Problem details:
Scan the data for "Hand" and copy the lines it appears in.

Records:

>>>

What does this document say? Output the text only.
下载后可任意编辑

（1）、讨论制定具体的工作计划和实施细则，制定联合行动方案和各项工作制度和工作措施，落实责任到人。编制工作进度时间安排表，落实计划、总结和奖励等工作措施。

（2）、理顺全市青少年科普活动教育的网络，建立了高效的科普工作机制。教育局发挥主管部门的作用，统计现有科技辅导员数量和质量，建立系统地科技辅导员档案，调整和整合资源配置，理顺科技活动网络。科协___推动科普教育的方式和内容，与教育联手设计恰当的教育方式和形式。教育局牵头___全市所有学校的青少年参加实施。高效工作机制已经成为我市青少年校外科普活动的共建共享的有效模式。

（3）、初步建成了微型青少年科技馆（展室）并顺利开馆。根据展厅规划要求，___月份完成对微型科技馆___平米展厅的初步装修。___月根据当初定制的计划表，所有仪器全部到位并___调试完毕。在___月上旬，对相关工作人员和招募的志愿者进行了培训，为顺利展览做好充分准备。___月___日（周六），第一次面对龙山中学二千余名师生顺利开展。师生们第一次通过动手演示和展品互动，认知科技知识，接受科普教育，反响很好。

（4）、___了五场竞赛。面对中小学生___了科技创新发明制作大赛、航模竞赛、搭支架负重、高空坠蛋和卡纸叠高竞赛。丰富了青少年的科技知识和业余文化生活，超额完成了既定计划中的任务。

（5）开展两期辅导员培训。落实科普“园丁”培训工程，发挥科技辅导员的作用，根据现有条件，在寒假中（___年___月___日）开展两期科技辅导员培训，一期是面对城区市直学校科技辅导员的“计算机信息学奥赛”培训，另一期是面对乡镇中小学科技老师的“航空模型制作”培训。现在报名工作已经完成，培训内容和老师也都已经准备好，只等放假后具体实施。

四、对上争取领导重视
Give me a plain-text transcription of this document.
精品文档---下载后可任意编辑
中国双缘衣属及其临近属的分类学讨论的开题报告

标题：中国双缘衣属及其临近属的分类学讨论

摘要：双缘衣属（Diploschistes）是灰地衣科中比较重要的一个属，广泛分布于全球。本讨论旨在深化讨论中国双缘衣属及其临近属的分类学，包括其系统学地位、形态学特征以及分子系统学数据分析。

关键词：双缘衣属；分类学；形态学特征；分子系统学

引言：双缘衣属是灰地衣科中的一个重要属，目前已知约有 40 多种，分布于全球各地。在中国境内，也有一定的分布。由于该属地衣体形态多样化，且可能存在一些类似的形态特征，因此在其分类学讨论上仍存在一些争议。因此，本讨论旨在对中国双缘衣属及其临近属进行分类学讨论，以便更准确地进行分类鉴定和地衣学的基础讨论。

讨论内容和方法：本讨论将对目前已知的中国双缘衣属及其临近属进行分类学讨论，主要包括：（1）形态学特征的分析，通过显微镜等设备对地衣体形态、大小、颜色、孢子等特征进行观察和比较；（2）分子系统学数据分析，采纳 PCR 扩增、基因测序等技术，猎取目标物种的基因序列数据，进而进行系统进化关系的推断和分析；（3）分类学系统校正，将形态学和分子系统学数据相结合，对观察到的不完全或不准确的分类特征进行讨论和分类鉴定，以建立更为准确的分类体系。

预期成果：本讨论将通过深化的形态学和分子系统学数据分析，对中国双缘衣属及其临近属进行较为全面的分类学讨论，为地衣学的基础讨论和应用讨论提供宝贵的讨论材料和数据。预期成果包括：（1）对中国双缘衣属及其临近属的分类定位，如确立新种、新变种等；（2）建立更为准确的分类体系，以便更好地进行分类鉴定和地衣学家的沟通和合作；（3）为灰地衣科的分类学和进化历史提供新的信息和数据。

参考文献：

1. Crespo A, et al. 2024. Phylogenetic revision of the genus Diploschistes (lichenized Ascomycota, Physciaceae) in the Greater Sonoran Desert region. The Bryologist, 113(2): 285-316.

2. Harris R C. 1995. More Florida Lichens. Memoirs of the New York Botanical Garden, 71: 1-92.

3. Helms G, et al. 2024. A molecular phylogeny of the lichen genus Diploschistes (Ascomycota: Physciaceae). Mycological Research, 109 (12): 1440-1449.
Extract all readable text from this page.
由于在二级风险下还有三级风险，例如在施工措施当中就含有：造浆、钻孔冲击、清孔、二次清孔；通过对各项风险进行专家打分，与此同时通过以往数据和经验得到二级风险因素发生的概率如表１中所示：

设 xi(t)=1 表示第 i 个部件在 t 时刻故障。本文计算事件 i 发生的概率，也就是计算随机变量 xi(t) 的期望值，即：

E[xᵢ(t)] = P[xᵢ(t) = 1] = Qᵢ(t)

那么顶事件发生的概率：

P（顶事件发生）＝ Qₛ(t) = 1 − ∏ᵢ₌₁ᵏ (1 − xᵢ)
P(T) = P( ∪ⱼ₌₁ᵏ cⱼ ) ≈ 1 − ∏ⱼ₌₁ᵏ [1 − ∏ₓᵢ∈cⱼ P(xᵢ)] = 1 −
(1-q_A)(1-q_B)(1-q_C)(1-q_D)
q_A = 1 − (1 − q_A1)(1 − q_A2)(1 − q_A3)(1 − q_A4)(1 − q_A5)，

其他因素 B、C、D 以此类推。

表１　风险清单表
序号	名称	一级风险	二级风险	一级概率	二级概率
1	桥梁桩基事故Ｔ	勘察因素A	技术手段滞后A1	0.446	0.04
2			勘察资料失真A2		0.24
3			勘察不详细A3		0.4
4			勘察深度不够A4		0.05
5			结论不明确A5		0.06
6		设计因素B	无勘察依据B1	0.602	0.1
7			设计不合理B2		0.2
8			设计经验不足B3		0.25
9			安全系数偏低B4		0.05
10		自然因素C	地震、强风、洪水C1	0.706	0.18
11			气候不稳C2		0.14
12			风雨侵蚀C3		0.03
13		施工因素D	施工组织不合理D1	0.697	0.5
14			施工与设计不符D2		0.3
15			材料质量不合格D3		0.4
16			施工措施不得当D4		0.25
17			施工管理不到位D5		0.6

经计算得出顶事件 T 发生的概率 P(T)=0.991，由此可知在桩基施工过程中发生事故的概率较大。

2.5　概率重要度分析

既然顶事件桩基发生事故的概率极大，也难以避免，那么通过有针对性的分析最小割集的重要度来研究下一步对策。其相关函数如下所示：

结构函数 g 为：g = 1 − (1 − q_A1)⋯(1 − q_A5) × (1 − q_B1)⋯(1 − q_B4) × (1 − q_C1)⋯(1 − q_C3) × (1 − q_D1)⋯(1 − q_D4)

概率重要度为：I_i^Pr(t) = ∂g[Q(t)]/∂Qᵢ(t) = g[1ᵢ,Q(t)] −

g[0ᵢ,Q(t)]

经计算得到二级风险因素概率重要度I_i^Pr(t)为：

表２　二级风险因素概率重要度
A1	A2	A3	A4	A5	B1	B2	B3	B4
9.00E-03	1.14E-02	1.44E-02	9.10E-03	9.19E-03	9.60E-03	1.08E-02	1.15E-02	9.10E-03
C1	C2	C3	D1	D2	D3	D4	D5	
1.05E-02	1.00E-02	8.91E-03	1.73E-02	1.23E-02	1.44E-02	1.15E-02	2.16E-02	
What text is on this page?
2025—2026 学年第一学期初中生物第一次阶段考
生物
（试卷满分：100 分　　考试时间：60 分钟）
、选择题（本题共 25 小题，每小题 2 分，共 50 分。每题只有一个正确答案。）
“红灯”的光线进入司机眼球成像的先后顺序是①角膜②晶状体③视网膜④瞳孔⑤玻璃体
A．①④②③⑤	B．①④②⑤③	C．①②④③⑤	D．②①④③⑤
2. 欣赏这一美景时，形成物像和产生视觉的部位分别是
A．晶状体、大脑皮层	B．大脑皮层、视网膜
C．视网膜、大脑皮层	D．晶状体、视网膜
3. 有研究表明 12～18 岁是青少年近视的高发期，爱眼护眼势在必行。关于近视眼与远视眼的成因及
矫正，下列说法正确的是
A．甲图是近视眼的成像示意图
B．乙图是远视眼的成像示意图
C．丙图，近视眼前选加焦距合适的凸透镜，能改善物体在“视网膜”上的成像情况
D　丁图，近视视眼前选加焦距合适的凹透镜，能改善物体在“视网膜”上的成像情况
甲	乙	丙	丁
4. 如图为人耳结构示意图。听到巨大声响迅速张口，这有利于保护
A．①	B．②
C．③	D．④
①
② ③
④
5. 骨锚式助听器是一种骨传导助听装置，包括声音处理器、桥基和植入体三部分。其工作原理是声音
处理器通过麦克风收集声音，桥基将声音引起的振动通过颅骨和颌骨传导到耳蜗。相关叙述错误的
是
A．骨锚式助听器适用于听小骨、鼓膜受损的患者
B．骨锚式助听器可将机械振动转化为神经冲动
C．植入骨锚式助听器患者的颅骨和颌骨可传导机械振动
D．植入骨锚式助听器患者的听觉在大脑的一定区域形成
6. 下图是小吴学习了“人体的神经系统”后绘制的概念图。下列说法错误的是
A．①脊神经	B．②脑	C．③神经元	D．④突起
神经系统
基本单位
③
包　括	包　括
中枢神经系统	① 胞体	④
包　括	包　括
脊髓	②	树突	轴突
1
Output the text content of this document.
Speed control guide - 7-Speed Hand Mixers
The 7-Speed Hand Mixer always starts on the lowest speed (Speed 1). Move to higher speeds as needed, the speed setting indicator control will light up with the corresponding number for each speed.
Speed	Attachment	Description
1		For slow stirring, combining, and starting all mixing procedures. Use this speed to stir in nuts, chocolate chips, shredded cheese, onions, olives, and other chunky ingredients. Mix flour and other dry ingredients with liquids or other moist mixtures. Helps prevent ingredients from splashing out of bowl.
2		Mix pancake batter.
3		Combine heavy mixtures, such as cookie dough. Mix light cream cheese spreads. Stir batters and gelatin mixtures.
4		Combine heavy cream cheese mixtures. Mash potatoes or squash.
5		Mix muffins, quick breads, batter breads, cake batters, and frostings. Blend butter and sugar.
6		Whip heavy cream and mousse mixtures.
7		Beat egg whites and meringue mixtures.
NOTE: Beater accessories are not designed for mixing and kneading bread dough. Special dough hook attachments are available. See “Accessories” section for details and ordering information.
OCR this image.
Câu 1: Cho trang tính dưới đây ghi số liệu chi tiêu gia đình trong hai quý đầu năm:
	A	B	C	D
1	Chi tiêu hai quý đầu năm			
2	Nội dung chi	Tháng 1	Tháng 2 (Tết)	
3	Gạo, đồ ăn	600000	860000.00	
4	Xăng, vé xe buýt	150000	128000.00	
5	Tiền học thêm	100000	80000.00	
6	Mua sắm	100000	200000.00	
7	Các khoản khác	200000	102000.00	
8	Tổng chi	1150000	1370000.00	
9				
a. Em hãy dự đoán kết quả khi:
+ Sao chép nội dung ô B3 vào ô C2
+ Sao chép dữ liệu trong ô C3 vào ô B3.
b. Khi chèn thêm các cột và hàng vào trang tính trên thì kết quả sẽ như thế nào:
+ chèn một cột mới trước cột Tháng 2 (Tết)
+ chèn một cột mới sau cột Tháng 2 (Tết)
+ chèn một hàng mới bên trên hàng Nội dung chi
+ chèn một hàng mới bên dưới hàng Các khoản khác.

<<<

Final result:
Speed control guide - 7-Speed Hand Mixers
The 7-Speed Hand Mixer always starts on the lowest speed (Speed 1). Move to higher speeds as needed, the speed setting indicator control will light up with the corresponding number for each speed.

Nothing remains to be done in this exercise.